WHAT YOU WILL DO - Copy down all of the data underneath, exactly as shown.

TASK INPUTS -

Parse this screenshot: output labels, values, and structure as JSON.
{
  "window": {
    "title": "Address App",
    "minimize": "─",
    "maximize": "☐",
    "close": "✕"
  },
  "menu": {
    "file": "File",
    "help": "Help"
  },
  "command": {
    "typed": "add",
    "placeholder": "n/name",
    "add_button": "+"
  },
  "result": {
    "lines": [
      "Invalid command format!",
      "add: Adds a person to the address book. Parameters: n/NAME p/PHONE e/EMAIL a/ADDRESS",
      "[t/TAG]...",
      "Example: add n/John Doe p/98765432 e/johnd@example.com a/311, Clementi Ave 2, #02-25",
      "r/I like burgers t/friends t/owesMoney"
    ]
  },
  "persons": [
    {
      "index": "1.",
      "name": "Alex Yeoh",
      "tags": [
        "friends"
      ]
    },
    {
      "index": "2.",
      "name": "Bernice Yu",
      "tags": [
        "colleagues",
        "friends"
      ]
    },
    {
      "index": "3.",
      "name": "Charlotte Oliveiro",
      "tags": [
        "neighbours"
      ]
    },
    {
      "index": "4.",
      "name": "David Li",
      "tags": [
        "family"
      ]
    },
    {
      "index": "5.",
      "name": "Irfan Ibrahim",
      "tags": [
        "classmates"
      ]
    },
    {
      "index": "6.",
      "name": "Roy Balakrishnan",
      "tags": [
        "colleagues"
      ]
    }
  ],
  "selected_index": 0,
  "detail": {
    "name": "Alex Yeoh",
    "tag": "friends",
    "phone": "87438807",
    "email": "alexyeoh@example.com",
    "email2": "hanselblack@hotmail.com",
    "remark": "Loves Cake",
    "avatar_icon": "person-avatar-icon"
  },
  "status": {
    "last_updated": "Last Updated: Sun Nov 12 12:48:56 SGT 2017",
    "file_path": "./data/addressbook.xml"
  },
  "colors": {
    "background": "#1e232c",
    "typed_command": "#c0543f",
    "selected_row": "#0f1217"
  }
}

TASK RESPONSE -
Parse this screenshot: output labels, values, and structure as JSON.
{
  "window": {
    "title": "Address App",
    "minimize": "─",
    "maximize": "☐",
    "close": "✕"
  },
  "menu": {
    "file": "File",
    "help": "Help"
  },
  "command": {
    "typed": "add",
    "placeholder": "n/name",
    "add_button": "+"
  },
  "result": {
    "lines": [
      "Invalid command format!",
      "add: Adds a person to the address book. Parameters: n/NAME p/PHONE e/EMAIL a/ADDRESS",
      "[t/TAG]...",
      "Example: add n/John Doe p/98765432 e/johnd@example.com a/311, Clementi Ave 2, #02-25",
      "r/I like burgers t/friends t/owesMoney"
    ]
  },
  "persons": [
    {
      "index": "1.",
      "name": "Alex Yeoh",
      "tags": [
        "friends"
      ]
    },
    {
      "index": "2.",
      "name": "Bernice Yu",
      "tags": [
        "colleagues",
        "friends"
      ]
    },
    {
      "index": "3.",
      "name": "Charlotte Oliveiro",
      "tags": [
        "neighbours"
      ]
    },
    {
      "index": "4.",
      "name": "David Li",
      "tags": [
        "family"
      ]
    },
    {
      "index": "5.",
      "name": "Irfan Ibrahim",
      "tags": [
        "classmates"
      ]
    },
    {
      "index": "6.",
      "name": "Roy Balakrishnan",
      "tags": [
        "colleagues"
      ]
    }
  ],
  "selected_index": 0,
  "detail": {
    "name": "Alex Yeoh",
    "tag": "friends",
    "phone": "87438807",
    "email": "alexyeoh@example.com",
    "email2": "hanselblack@hotmail.com",
    "remark": "Loves Cake",
    "avatar_icon": "person-avatar-icon"
  },
  "status": {
    "last_updated": "Last Updated: Sun Nov 12 12:48:56 SGT 2017",
    "file_path": "./data/addressbook.xml"
  },
  "colors": {
    "background": "#1e232c",
    "typed_command": "#c0543f",
    "selected_row": "#0f1217"
  }
}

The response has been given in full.